# Work to do:
Reproduce all of the material exactly as shown.

## START

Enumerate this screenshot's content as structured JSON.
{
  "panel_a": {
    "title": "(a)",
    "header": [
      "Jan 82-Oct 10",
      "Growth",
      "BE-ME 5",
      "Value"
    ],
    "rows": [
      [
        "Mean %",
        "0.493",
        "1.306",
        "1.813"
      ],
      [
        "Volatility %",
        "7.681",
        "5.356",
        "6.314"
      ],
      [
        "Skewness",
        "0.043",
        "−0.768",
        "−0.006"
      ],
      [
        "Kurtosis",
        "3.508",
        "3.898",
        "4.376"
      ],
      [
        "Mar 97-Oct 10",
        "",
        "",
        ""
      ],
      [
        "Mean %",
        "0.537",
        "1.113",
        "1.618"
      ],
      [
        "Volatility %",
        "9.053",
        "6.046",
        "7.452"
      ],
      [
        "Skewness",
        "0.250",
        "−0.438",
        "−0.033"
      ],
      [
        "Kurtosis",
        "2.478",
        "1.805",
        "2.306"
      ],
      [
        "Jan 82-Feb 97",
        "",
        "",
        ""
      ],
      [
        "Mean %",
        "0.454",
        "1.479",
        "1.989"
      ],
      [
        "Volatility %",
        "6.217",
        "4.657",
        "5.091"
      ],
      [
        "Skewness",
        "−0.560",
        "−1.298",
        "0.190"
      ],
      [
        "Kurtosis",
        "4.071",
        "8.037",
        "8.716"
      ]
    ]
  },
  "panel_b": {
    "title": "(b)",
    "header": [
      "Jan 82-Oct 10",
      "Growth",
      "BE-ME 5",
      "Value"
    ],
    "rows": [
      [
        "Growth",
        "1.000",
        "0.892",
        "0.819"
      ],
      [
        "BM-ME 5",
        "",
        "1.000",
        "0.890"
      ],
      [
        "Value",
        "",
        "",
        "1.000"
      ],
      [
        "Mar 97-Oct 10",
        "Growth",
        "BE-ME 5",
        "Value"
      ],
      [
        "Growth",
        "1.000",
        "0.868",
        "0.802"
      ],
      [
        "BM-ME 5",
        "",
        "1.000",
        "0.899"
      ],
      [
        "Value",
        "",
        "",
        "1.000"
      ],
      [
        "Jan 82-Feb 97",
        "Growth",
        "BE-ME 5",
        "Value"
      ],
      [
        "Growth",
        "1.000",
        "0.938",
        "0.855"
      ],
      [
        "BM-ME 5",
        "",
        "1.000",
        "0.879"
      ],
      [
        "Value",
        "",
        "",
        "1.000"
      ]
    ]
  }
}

## END

# Answer to the exercise:
Enumerate this screenshot's content as structured JSON.
{
  "panel_a": {
    "title": "(a)",
    "header": [
      "Jan 82-Oct 10",
      "Growth",
      "BE-ME 5",
      "Value"
    ],
    "rows": [
      [
        "Mean %",
        "0.493",
        "1.306",
        "1.813"
      ],
      [
        "Volatility %",
        "7.681",
        "5.356",
        "6.314"
      ],
      [
        "Skewness",
        "0.043",
        "−0.768",
        "−0.006"
      ],
      [
        "Kurtosis",
        "3.508",
        "3.898",
        "4.376"
      ],
      [
        "Mar 97-Oct 10",
        "",
        "",
        ""
      ],
      [
        "Mean %",
        "0.537",
        "1.113",
        "1.618"
      ],
      [
        "Volatility %",
        "9.053",
        "6.046",
        "7.452"
      ],
      [
        "Skewness",
        "0.250",
        "−0.438",
        "−0.033"
      ],
      [
        "Kurtosis",
        "2.478",
        "1.805",
        "2.306"
      ],
      [
        "Jan 82-Feb 97",
        "",
        "",
        ""
      ],
      [
        "Mean %",
        "0.454",
        "1.479",
        "1.989"
      ],
      [
        "Volatility %",
        "6.217",
        "4.657",
        "5.091"
      ],
      [
        "Skewness",
        "−0.560",
        "−1.298",
        "0.190"
      ],
      [
        "Kurtosis",
        "4.071",
        "8.037",
        "8.716"
      ]
    ]
  },
  "panel_b": {
    "title": "(b)",
    "header": [
      "Jan 82-Oct 10",
      "Growth",
      "BE-ME 5",
      "Value"
    ],
    "rows": [
      [
        "Growth",
        "1.000",
        "0.892",
        "0.819"
      ],
      [
        "BM-ME 5",
        "",
        "1.000",
        "0.890"
      ],
      [
        "Value",
        "",
        "",
        "1.000"
      ],
      [
        "Mar 97-Oct 10",
        "Growth",
        "BE-ME 5",
        "Value"
      ],
      [
        "Growth",
        "1.000",
        "0.868",
        "0.802"
      ],
      [
        "BM-ME 5",
        "",
        "1.000",
        "0.899"
      ],
      [
        "Value",
        "",
        "",
        "1.000"
      ],
      [
        "Jan 82-Feb 97",
        "Growth",
        "BE-ME 5",
        "Value"
      ],
      [
        "Growth",
        "1.000",
        "0.938",
        "0.855"
      ],
      [
        "BM-ME 5",
        "",
        "1.000",
        "0.879"
      ],
      [
        "Value",
        "",
        "",
        "1.000"
      ]
    ]
  }
}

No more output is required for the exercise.